Stored items
########################################
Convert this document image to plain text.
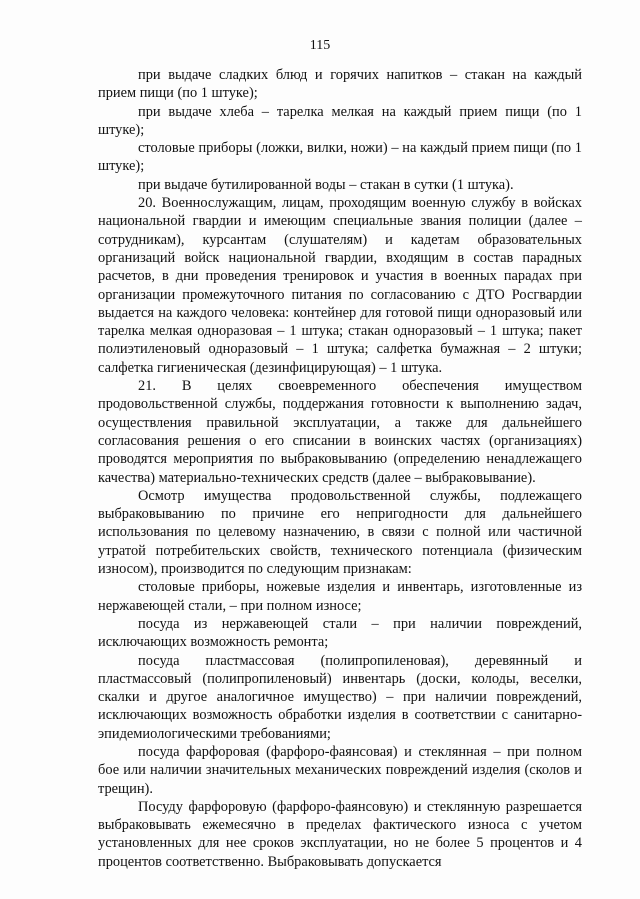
115

при выдаче сладких блюд и горячих напитков – стакан на каждый прием пищи (по 1 штуке);

при выдаче хлеба – тарелка мелкая на каждый прием пищи (по 1 штуке);

столовые приборы (ложки, вилки, ножи) – на каждый прием пищи (по 1 штуке);

при выдаче бутилированной воды – стакан в сутки (1 штука).

20. Военнослужащим, лицам, проходящим военную службу в войсках национальной гвардии и имеющим специальные звания полиции (далее – сотрудникам), курсантам (слушателям) и кадетам образовательных организаций войск национальной гвардии, входящим в состав парадных расчетов, в дни проведения тренировок и участия в военных парадах при организации промежуточного питания по согласованию с ДТО Росгвардии выдается на каждого человека: контейнер для готовой пищи одноразовый или тарелка мелкая одноразовая – 1 штука; стакан одноразовый – 1 штука; пакет полиэтиленовый одноразовый – 1 штука; салфетка бумажная – 2 штуки; салфетка гигиеническая (дезинфицирующая) – 1 штука.

21. В целях своевременного обеспечения имуществом продовольственной службы, поддержания готовности к выполнению задач, осуществления правильной эксплуатации, а также для дальнейшего согласования решения о его списании в воинских частях (организациях) проводятся мероприятия по выбраковыванию (определению ненадлежащего качества) материально-технических средств (далее – выбраковывание).

Осмотр имущества продовольственной службы, подлежащего выбраковыванию по причине его непригодности для дальнейшего использования по целевому назначению, в связи с полной или частичной утратой потребительских свойств, технического потенциала (физическим износом), производится по следующим признакам:

столовые приборы, ножевые изделия и инвентарь, изготовленные из нержавеющей стали, – при полном износе;

посуда из нержавеющей стали – при наличии повреждений, исключающих возможность ремонта;

посуда пластмассовая (полипропиленовая), деревянный и пластмассовый (полипропиленовый) инвентарь (доски, колоды, веселки, скалки и другое аналогичное имущество) – при наличии повреждений, исключающих возможность обработки изделия в соответствии с санитарно-эпидемиологическими требованиями;

посуда фарфоровая (фарфоро-фаянсовая) и стеклянная – при полном бое или наличии значительных механических повреждений изделия (сколов и трещин).

Посуду фарфоровую (фарфоро-фаянсовую) и стеклянную разрешается выбраковывать ежемесячно в пределах фактического износа с учетом установленных для нее сроков эксплуатации, но не более 5 процентов и 4 процентов соответственно. Выбраковывать допускается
########################################
§ **TO BE DONE**
Repeat each record exactly as shown above, dropping all images.

§ **EXERCISE RESPONSE**
Convert this document image to plain text.
115

при выдаче сладких блюд и горячих напитков – стакан на каждый прием пищи (по 1 штуке);

при выдаче хлеба – тарелка мелкая на каждый прием пищи (по 1 штуке);

столовые приборы (ложки, вилки, ножи) – на каждый прием пищи (по 1 штуке);

при выдаче бутилированной воды – стакан в сутки (1 штука).

20. Военнослужащим, лицам, проходящим военную службу в войсках национальной гвардии и имеющим специальные звания полиции (далее – сотрудникам), курсантам (слушателям) и кадетам образовательных организаций войск национальной гвардии, входящим в состав парадных расчетов, в дни проведения тренировок и участия в военных парадах при организации промежуточного питания по согласованию с ДТО Росгвардии выдается на каждого человека: контейнер для готовой пищи одноразовый или тарелка мелкая одноразовая – 1 штука; стакан одноразовый – 1 штука; пакет полиэтиленовый одноразовый – 1 штука; салфетка бумажная – 2 штуки; салфетка гигиеническая (дезинфицирующая) – 1 штука.

21. В целях своевременного обеспечения имуществом продовольственной службы, поддержания готовности к выполнению задач, осуществления правильной эксплуатации, а также для дальнейшего согласования решения о его списании в воинских частях (организациях) проводятся мероприятия по выбраковыванию (определению ненадлежащего качества) материально-технических средств (далее – выбраковывание).

Осмотр имущества продовольственной службы, подлежащего выбраковыванию по причине его непригодности для дальнейшего использования по целевому назначению, в связи с полной или частичной утратой потребительских свойств, технического потенциала (физическим износом), производится по следующим признакам:

столовые приборы, ножевые изделия и инвентарь, изготовленные из нержавеющей стали, – при полном износе;

посуда из нержавеющей стали – при наличии повреждений, исключающих возможность ремонта;

посуда пластмассовая (полипропиленовая), деревянный и пластмассовый (полипропиленовый) инвентарь (доски, колоды, веселки, скалки и другое аналогичное имущество) – при наличии повреждений, исключающих возможность обработки изделия в соответствии с санитарно-эпидемиологическими требованиями;

посуда фарфоровая (фарфоро-фаянсовая) и стеклянная – при полном бое или наличии значительных механических повреждений изделия (сколов и трещин).

Посуду фарфоровую (фарфоро-фаянсовую) и стеклянную разрешается выбраковывать ежемесячно в пределах фактического износа с учетом установленных для нее сроков эксплуатации, но не более 5 процентов и 4 процентов соответственно. Выбраковывать допускается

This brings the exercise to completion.